*** Text for analysis ***
Running Time: 7 min 35 sec
I’ve been interested in judicial service for a long time—the daunting responsibility of it, the chance to look inside the justice system, the human stories at the center of any case. After serving on a case in 2003, I couldn’t shake the feeling that somehow we’ve got the wrong message circulating about this piece of democracy. Voting, somehow, is celebrated, even sexy. But jury duty, where your judgment is direct, your voice is heard, your debate welcomed, brings out only dread. Dread, and an astonishing amount of energy toward getting out of serving.
In 2007-2008, I decided to make a piece of work that would draw out what’s so interesting about the process, once you’re impaneled. I’d read that there’s a big gap between American perceptions of jury duty in the abstract (negative, hoping to get out of it), and our perceptions once we’ve served (much more positive, with a willingness to serve again).
*** Study material ***
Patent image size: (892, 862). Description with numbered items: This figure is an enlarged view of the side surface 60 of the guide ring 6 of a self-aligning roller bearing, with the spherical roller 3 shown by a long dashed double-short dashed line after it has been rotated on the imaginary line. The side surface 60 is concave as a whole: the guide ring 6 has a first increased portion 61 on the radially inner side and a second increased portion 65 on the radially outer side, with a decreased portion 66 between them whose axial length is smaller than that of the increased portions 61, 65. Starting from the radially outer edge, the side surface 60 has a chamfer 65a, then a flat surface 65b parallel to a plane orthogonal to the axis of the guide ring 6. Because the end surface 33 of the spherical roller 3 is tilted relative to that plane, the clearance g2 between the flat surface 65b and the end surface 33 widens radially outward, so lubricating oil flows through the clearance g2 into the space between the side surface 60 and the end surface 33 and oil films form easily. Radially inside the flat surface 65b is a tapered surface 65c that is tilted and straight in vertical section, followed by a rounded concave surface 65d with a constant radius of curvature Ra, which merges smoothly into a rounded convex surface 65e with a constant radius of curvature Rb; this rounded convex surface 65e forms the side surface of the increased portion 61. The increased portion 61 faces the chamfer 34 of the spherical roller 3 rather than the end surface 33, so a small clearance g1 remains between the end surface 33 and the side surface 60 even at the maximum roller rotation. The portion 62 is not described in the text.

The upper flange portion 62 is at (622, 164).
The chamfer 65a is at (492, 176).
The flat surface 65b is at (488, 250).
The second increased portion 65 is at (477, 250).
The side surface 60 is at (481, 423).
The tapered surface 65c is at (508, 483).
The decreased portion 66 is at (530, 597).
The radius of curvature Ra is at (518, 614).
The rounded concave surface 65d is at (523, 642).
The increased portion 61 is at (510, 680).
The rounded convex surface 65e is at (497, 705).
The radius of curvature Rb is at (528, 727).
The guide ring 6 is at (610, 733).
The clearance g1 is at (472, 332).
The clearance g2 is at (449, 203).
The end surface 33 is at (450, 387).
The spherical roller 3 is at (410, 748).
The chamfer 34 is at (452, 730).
***
[To do]
1. Summarize the jury duty text in two sentences.
2. Write the next part of the jury duty text, picking up after its last sentence.
The listing has no connection to the jury duty text.

[Answers given]
1. After serving on a case in 2003, the writer felt that jury duty, unlike celebrated voting, brings only dread and great effort to get out of serving, even though it offers direct judgment, a heard voice and welcomed debate. In 2007-2008, the writer decided to make a work drawing out what is interesting about the process once impaneled, having read that Americans view jury duty negatively in the abstract but much more positively after serving.

2.
And I’d recently finished my MA in European history, where all the talk had been about the mysterious, hard-won, imperfect and philosophically deliberate ways our current democracy, including the jury-of-peers system, was invented. So I wanted the work to be a tool for this imagination gap: our failure to understand how radical, how historically rare it is to grant power of judgment to ordinary citizens. And our failure to imagine what our decision means to the fate of a stranger.
I interviewed 16 people in Los Angeles, each of whom had served on at least one case—none of them on the same trial. From over 18 hours of footage, I tried to pull glimpses of the funny, shocking, and moving stories they each told me. They further animated my own imagination about the importance of the practice, such as it is, for better and for worse.
I’ve shown the film in gallery settings, and I’m applying now for grants to get the film in public forums for discussion and feedback. I’d love to hear your ideas for the film’s use if you have them.